На улицах, прилегавших к ратуше, стали появляться в сопровождении факельщиков эмиссары Конвента. Они, так же как и муниципальные офицеры, были опоясаны трехцветными шарфами. Переходя от перекрестка к перекрестку, они громко читали последний декрет Конвента.

«Национальный Конвент, заслушав доклады своих Комитетов общественного спасения и общественной безопасности, запрещает запирать городские ворота и созывать секции без соответствующего разрешения Правительственных Комитетов.

Он объявляет вне закона всех административных лиц, которые будут отдавать вооруженным силам приказы к выступлению против Национального Конвента или потворствовать неисполнению его декретов.

Он объявляет также вне закона лиц, которые, находясь под действием декрета об аресте и обвинении, сопротивляются закону или уклоняются от его исполнения».

Декрет этот рубил под корень всех тех, кто пребывал в нерешительности. Улицы Парижа, недавно переполненные, быстро опустели. Запоздавшие любопытные стремились поскорее добраться до своих квартир. Толпы патриотов на подступах к Гревской площади заметно редели. Многие бросали оружие. Представители Коммуны арестовывали эмиссаров Конвента, но это не могло изменить общего положения дел.

Кутона принесли в ратушу только около часа ночи. Максимилиан радостно бросился ему навстречу и заключил его в свои объятия. Теперь все, наконец, оказались в сборе. Надо было на что-то решаться. Пятеро робеспьеристов уединились в комнате, соседней с главным залом.

– Нужно сейчас же написать воззвание к армии, – сказал Кутон, как только закрыли дверь.

– От чьего имени? – спросил Неподкупный.

– От имени Конвента, – ответил Кутон. – Разве он не там же, где и мы? Остальные – не более, чем заговорщики; их можно будет легко рассеять.

Робеспьер задумался. На лице его было сомнение. Он что-то шепнул своему брату, затем сказал:

– По-моему, следует писать от имени французского народа.

#### Приложенные записи
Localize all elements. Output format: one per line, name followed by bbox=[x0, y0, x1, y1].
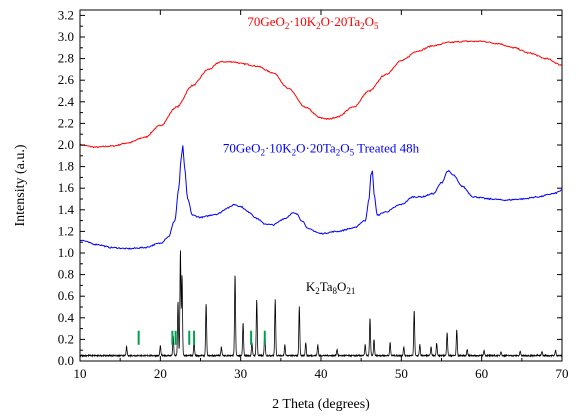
stick-pattern-label: K2Ta8O21 bbox=[306, 279, 356, 296]
stick-pattern-label-part: O bbox=[337, 279, 346, 294]
axes: 10 20 30 40 50 60 70 0.0 0.2 0.4 0.6 0.8 1.0 1.2 1.4 1.… bbox=[58, 7, 569, 381]
series-label-1-part: 2 bbox=[360, 21, 365, 31]
series-label-2-part: 2 bbox=[292, 148, 297, 158]
series-label-1: 70GeO2·10K2O·20Ta2O5 bbox=[247, 14, 379, 31]
x-axis-title: 2 Theta (degrees) bbox=[272, 397, 370, 412]
y-tick-label: 2.2 bbox=[58, 115, 74, 130]
y-tick-label: 3.0 bbox=[58, 29, 74, 44]
y-axis-title: Intensity (a.u.) bbox=[13, 144, 28, 226]
x-tick-label: 40 bbox=[315, 366, 328, 381]
series-line-2 bbox=[80, 145, 562, 250]
series-label-2-part: ·10K bbox=[265, 141, 292, 156]
x-tick-label: 20 bbox=[154, 366, 167, 381]
x-tick-label: 60 bbox=[475, 366, 488, 381]
series-label-1-part: O·20Ta bbox=[321, 14, 361, 29]
stick-pattern-label-part: K bbox=[306, 279, 316, 294]
series-label-2-part: O·20Ta bbox=[296, 141, 336, 156]
stick-pattern-line bbox=[80, 250, 562, 358]
y-tick-label: 1.8 bbox=[58, 159, 74, 174]
y-tick-label: 3.2 bbox=[58, 7, 74, 22]
series-label-2-part: 70GeO bbox=[223, 141, 261, 156]
stick-pattern-label-part: 8 bbox=[333, 286, 338, 296]
y-tick-label: 0.4 bbox=[58, 310, 75, 325]
y-tick-label: 2.8 bbox=[58, 51, 74, 66]
stick-pattern-label-part: 2 bbox=[315, 286, 320, 296]
series-label-2-part: 5 bbox=[350, 148, 355, 158]
stick-pattern-label-part: 21 bbox=[346, 286, 355, 296]
y-tick-label: 2.4 bbox=[58, 94, 75, 109]
series-label-2-part: O bbox=[340, 141, 349, 156]
y-tick-label: 1.4 bbox=[58, 202, 75, 217]
x-tick-label: 10 bbox=[74, 366, 87, 381]
series-label-2-part: Treated 48h bbox=[354, 141, 420, 156]
y-tick-label: 1.6 bbox=[58, 180, 75, 195]
x-tick-label: 50 bbox=[395, 366, 408, 381]
y-tick-label: 0.8 bbox=[58, 267, 74, 282]
series-line-1 bbox=[80, 40, 562, 149]
y-tick-label: 1.0 bbox=[58, 245, 74, 260]
y-tick-label: 2.6 bbox=[58, 72, 75, 87]
series-label-2: 70GeO2·10K2O·20Ta2O5 Treated 48h bbox=[223, 141, 420, 158]
series-label-1-part: O bbox=[365, 14, 374, 29]
series-label-1-part: 2 bbox=[316, 21, 321, 31]
plot-frame bbox=[79, 9, 563, 362]
x-tick-label: 30 bbox=[234, 366, 247, 381]
stick-pattern-label-part: Ta bbox=[320, 279, 333, 294]
series-label-1-part: 5 bbox=[374, 21, 379, 31]
y-tick-label: 0.2 bbox=[58, 331, 74, 346]
y-tick-label: 0.0 bbox=[58, 353, 74, 368]
y-tick-label: 1.2 bbox=[58, 223, 74, 238]
series-label-1-part: 70GeO bbox=[247, 14, 285, 29]
series-label-2-part: 2 bbox=[336, 148, 341, 158]
series-label-1-part: ·10K bbox=[289, 14, 316, 29]
series-label-2-part: 2 bbox=[260, 148, 265, 158]
y-tick-label: 0.6 bbox=[58, 288, 75, 303]
y-tick-label: 2.0 bbox=[58, 137, 74, 152]
series-label-1-part: 2 bbox=[285, 21, 290, 31]
x-tick-label: 70 bbox=[556, 366, 569, 381]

#### Задание
Перепиши из отрывка про события у ратуши всё, начиная с «Он объявляет также» и до «только закрыли дверь.», заменив «патриотов» на «горожан». Записи здесь ни при чём.

#### Решение
Он объявляет также вне закона лиц, которые, находясь под действием декрета об аресте и обвинении, сопротивляются закону или уклоняются от его исполнения».

Декрет этот рубил под корень всех тех, кто пребывал в нерешительности. Улицы Парижа, недавно переполненные, быстро опустели. Запоздавшие любопытные стремились поскорее добраться до своих квартир. Толпы горожан на подступах к Гревской площади заметно редели. Многие бросали оружие. Представители Коммуны арестовывали эмиссаров Конвента, но это не могло изменить общего положения дел.

Кутона принесли в ратушу только около часа ночи. Максимилиан радостно бросился ему навстречу и заключил его в свои объятия. Теперь все, наконец, оказались в сборе. Надо было на что-то решаться. Пятеро робеспьеристов уединились в комнате, соседней с главным залом.

– Нужно сейчас же написать воззвание к армии, – сказал Кутон, как только закрыли дверь.